### DATASET ENTRIES
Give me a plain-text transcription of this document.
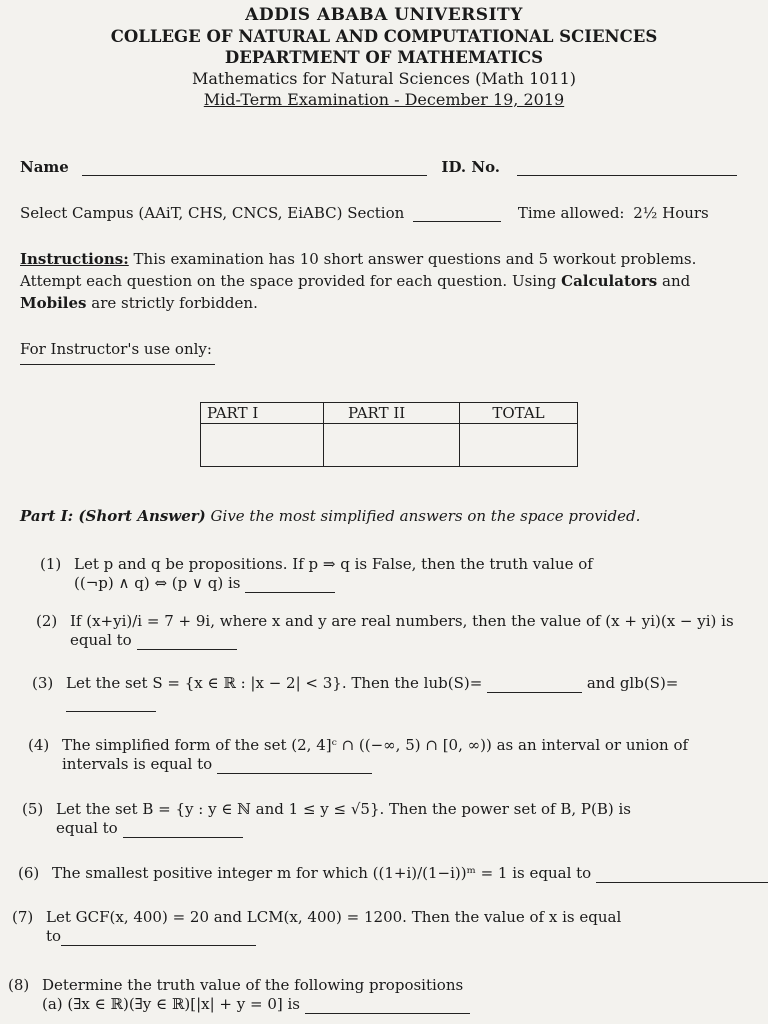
ADDIS ABABA UNIVERSITY
COLLEGE OF NATURAL AND COMPUTATIONAL SCIENCES
DEPARTMENT OF MATHEMATICS
Mathematics for Natural Sciences (Math 1011)
Mid-Term Examination - December 19, 2019
Name	ID. No.
Select Campus (AAiT, CHS, CNCS, EiABC) Section	Time allowed: 2½ Hours
Instructions: This examination has 10 short answer questions and 5 workout problems. Attempt each question on the space provided for each question. Using Calculators and Mobiles are strictly forbidden.
For Instructor's use only:
PART I	PART II	TOTAL

Part I: (Short Answer) Give the most simplified answers on the space provided.
(1) Let p and q be propositions. If p ⇒ q is False, then the truth value of
((¬p) ∧ q) ⇔ (p ∨ q) is
(2) If (x+yi)/i = 7 + 9i, where x and y are real numbers, then the value of (x + yi)(x − yi) is
equal to
(3) Let the set S = {x ∈ ℝ : |x − 2| < 3}. Then the lub(S)=	and glb(S)=
(4) The simplified form of the set (2, 4]ᶜ ∩ ((−∞, 5) ∩ [0, ∞)) as an interval or union of
intervals is equal to
(5) Let the set B = {y : y ∈ ℕ and 1 ≤ y ≤ √5}. Then the power set of B, P(B) is
equal to
(6) The smallest positive integer m for which ((1+i)/(1−i))ᵐ = 1 is equal to
(7) Let GCF(x, 400) = 20 and LCM(x, 400) = 1200. Then the value of x is equal
to
(8) Determine the truth value of the following propositions
(a) (∃x ∈ ℝ)(∃y ∈ ℝ)[|x| + y = 0] is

### DIRECTIONS FOR THIS TASK
Leave the pictures out, and transcribe each of the records exactly.

### WRITTEN SOLUTION
Give me a plain-text transcription of this document.
ADDIS ABABA UNIVERSITY
COLLEGE OF NATURAL AND COMPUTATIONAL SCIENCES
DEPARTMENT OF MATHEMATICS
Mathematics for Natural Sciences (Math 1011)
Mid-Term Examination - December 19, 2019
Name	ID. No.
Select Campus (AAiT, CHS, CNCS, EiABC) Section	Time allowed: 2½ Hours
Instructions: This examination has 10 short answer questions and 5 workout problems. Attempt each question on the space provided for each question. Using Calculators and Mobiles are strictly forbidden.
For Instructor's use only:
PART I	PART II	TOTAL

Part I: (Short Answer) Give the most simplified answers on the space provided.
(1) Let p and q be propositions. If p ⇒ q is False, then the truth value of
((¬p) ∧ q) ⇔ (p ∨ q) is
(2) If (x+yi)/i = 7 + 9i, where x and y are real numbers, then the value of (x + yi)(x − yi) is
equal to
(3) Let the set S = {x ∈ ℝ : |x − 2| < 3}. Then the lub(S)=	and glb(S)=
(4) The simplified form of the set (2, 4]ᶜ ∩ ((−∞, 5) ∩ [0, ∞)) as an interval or union of
intervals is equal to
(5) Let the set B = {y : y ∈ ℕ and 1 ≤ y ≤ √5}. Then the power set of B, P(B) is
equal to
(6) The smallest positive integer m for which ((1+i)/(1−i))ᵐ = 1 is equal to
(7) Let GCF(x, 400) = 20 and LCM(x, 400) = 1200. Then the value of x is equal
to
(8) Determine the truth value of the following propositions
(a) (∃x ∈ ℝ)(∃y ∈ ℝ)[|x| + y = 0] is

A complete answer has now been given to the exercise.